Dataset entries
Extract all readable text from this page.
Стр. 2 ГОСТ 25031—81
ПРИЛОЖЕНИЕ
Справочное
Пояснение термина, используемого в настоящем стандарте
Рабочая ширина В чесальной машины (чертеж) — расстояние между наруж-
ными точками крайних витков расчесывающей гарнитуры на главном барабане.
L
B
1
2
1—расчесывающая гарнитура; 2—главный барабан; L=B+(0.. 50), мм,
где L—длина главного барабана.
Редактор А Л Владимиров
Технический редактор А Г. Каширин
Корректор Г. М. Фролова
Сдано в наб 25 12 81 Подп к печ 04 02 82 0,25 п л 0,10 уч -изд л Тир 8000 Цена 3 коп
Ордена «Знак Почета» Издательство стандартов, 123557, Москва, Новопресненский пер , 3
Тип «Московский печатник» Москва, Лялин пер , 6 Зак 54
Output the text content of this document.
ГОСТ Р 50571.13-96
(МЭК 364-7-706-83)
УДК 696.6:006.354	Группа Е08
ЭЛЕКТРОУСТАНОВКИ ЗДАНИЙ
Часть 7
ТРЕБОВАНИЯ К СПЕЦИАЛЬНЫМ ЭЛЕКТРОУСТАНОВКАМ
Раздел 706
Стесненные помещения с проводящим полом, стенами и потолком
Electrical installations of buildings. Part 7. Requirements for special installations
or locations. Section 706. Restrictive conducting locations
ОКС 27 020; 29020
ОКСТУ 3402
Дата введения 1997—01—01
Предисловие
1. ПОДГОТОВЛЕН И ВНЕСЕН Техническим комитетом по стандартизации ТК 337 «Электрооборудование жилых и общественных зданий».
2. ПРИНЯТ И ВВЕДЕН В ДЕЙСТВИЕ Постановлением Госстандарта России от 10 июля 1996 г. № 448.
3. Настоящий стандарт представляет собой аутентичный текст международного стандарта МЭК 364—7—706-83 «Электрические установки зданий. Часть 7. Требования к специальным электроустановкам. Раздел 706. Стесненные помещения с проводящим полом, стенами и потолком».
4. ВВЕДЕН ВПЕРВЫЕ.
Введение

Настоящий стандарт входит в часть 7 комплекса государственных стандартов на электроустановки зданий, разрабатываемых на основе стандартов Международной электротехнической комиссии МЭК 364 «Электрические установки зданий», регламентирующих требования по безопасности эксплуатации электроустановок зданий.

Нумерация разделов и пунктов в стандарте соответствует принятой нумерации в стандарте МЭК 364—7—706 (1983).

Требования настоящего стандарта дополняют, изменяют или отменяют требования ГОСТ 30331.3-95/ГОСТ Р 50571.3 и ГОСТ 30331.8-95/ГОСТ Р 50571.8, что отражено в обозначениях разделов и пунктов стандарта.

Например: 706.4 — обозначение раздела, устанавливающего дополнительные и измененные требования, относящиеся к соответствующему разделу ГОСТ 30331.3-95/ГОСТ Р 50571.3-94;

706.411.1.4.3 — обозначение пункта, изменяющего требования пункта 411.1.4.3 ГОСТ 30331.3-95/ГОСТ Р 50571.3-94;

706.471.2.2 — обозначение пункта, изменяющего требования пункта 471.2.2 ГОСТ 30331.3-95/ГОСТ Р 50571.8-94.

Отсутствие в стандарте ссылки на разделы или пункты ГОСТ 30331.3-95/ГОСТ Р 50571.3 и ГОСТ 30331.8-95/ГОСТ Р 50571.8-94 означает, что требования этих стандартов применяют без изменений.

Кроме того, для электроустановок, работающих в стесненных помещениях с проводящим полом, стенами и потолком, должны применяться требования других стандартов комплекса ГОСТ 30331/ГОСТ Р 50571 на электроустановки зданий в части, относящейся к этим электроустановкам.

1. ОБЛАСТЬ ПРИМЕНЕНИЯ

- [Given instruction]:
Reproduce the records in full, exactly as written.

- [Output for this exercise]:
Extract all readable text from this page.
Стр. 2 ГОСТ 25031—81
ПРИЛОЖЕНИЕ
Справочное
Пояснение термина, используемого в настоящем стандарте
Рабочая ширина В чесальной машины (чертеж) — расстояние между наруж-
ными точками крайних витков расчесывающей гарнитуры на главном барабане.
L
B
1
2
1—расчесывающая гарнитура; 2—главный барабан; L=B+(0.. 50), мм,
где L—длина главного барабана.
Редактор А Л Владимиров
Технический редактор А Г. Каширин
Корректор Г. М. Фролова
Сдано в наб 25 12 81 Подп к печ 04 02 82 0,25 п л 0,10 уч -изд л Тир 8000 Цена 3 коп
Ордена «Знак Почета» Издательство стандартов, 123557, Москва, Новопресненский пер , 3
Тип «Московский печатник» Москва, Лялин пер , 6 Зак 54
Output the text content of this document.
ГОСТ Р 50571.13-96
(МЭК 364-7-706-83)
УДК 696.6:006.354	Группа Е08
ЭЛЕКТРОУСТАНОВКИ ЗДАНИЙ
Часть 7
ТРЕБОВАНИЯ К СПЕЦИАЛЬНЫМ ЭЛЕКТРОУСТАНОВКАМ
Раздел 706
Стесненные помещения с проводящим полом, стенами и потолком
Electrical installations of buildings. Part 7. Requirements for special installations
or locations. Section 706. Restrictive conducting locations
ОКС 27 020; 29020
ОКСТУ 3402
Дата введения 1997—01—01
Предисловие
1. ПОДГОТОВЛЕН И ВНЕСЕН Техническим комитетом по стандартизации ТК 337 «Электрооборудование жилых и общественных зданий».
2. ПРИНЯТ И ВВЕДЕН В ДЕЙСТВИЕ Постановлением Госстандарта России от 10 июля 1996 г. № 448.
3. Настоящий стандарт представляет собой аутентичный текст международного стандарта МЭК 364—7—706-83 «Электрические установки зданий. Часть 7. Требования к специальным электроустановкам. Раздел 706. Стесненные помещения с проводящим полом, стенами и потолком».
4. ВВЕДЕН ВПЕРВЫЕ.
Введение

Настоящий стандарт входит в часть 7 комплекса государственных стандартов на электроустановки зданий, разрабатываемых на основе стандартов Международной электротехнической комиссии МЭК 364 «Электрические установки зданий», регламентирующих требования по безопасности эксплуатации электроустановок зданий.

Нумерация разделов и пунктов в стандарте соответствует принятой нумерации в стандарте МЭК 364—7—706 (1983).

Требования настоящего стандарта дополняют, изменяют или отменяют требования ГОСТ 30331.3-95/ГОСТ Р 50571.3 и ГОСТ 30331.8-95/ГОСТ Р 50571.8, что отражено в обозначениях разделов и пунктов стандарта.

Например: 706.4 — обозначение раздела, устанавливающего дополнительные и измененные требования, относящиеся к соответствующему разделу ГОСТ 30331.3-95/ГОСТ Р 50571.3-94;

706.411.1.4.3 — обозначение пункта, изменяющего требования пункта 411.1.4.3 ГОСТ 30331.3-95/ГОСТ Р 50571.3-94;

706.471.2.2 — обозначение пункта, изменяющего требования пункта 471.2.2 ГОСТ 30331.3-95/ГОСТ Р 50571.8-94.

Отсутствие в стандарте ссылки на разделы или пункты ГОСТ 30331.3-95/ГОСТ Р 50571.3 и ГОСТ 30331.8-95/ГОСТ Р 50571.8-94 означает, что требования этих стандартов применяют без изменений.

Кроме того, для электроустановок, работающих в стесненных помещениях с проводящим полом, стенами и потолком, должны применяться требования других стандартов комплекса ГОСТ 30331/ГОСТ Р 50571 на электроустановки зданий в части, относящейся к этим электроустановкам.

1. ОБЛАСТЬ ПРИМЕНЕНИЯ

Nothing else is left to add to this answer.